◆ Instructions to follow:
Report each line of the material that contains the string "loaded". Case counts.

◆ Exercise inputs:
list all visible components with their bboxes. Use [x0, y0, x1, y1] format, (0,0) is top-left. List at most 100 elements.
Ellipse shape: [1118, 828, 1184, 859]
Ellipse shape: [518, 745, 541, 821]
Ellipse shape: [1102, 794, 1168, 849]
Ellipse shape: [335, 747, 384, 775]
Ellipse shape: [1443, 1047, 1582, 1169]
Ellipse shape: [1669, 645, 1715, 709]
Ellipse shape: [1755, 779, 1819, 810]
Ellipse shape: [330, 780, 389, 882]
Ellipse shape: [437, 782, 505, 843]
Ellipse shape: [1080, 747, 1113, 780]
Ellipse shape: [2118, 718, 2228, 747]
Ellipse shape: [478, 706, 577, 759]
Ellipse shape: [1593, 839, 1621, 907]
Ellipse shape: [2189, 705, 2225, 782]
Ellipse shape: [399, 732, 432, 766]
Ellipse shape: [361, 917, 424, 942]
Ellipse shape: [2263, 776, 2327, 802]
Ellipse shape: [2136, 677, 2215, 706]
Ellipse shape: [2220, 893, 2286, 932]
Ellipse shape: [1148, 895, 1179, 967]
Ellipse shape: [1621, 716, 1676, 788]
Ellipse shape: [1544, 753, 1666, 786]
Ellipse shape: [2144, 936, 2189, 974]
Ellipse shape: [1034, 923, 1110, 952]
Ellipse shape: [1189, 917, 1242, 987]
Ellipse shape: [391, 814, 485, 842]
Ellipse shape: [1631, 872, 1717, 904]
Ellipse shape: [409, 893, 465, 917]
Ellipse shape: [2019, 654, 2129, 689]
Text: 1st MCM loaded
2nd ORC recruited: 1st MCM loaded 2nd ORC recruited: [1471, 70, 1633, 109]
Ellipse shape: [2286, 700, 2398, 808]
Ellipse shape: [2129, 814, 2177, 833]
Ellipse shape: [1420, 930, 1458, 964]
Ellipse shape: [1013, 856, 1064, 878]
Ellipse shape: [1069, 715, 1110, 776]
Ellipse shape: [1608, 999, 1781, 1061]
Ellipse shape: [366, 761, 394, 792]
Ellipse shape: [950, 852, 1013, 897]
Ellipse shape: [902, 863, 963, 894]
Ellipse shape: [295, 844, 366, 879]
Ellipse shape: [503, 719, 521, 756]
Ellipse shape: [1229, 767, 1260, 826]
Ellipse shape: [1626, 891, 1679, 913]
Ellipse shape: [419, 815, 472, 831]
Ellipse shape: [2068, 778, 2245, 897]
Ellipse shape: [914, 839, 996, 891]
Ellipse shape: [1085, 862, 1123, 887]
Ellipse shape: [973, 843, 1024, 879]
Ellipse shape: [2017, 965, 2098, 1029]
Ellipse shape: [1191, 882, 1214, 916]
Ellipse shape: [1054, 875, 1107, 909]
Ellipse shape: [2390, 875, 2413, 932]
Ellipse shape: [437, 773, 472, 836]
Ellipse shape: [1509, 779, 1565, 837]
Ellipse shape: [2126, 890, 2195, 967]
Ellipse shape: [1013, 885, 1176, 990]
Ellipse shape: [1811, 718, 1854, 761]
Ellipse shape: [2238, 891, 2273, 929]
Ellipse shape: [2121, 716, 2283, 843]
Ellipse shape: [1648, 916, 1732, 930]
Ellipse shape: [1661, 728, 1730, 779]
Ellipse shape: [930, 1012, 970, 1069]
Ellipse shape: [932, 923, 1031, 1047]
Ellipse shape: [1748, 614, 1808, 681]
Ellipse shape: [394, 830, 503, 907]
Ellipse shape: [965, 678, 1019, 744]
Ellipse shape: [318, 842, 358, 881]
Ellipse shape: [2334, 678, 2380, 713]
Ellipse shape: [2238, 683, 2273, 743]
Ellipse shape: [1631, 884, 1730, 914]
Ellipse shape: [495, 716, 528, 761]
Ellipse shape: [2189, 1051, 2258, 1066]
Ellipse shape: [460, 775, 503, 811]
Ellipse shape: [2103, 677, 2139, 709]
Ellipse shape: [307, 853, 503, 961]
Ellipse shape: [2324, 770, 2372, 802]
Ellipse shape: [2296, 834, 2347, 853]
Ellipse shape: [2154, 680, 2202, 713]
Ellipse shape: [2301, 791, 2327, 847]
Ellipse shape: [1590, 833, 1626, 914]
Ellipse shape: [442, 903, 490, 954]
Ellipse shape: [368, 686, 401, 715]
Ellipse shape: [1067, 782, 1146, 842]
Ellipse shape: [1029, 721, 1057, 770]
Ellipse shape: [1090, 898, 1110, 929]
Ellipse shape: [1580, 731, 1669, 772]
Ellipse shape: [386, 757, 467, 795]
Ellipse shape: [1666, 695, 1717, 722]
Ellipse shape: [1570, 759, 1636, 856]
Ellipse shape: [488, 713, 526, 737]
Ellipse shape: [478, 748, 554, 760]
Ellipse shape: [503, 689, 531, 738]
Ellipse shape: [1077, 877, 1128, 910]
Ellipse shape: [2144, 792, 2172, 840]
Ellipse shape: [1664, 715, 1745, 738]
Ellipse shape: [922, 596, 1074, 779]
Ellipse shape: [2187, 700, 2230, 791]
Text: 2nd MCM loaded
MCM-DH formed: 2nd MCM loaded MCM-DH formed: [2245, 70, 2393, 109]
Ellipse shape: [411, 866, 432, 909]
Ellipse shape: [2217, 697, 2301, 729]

◆ Solution to the problem:
Text: 1st MCM loaded
2nd ORC recruited: 1st MCM loaded 2nd ORC recruited: [1471, 70, 1633, 109]
Text: 2nd MCM loaded
MCM-DH formed: 2nd MCM loaded MCM-DH formed: [2245, 70, 2393, 109]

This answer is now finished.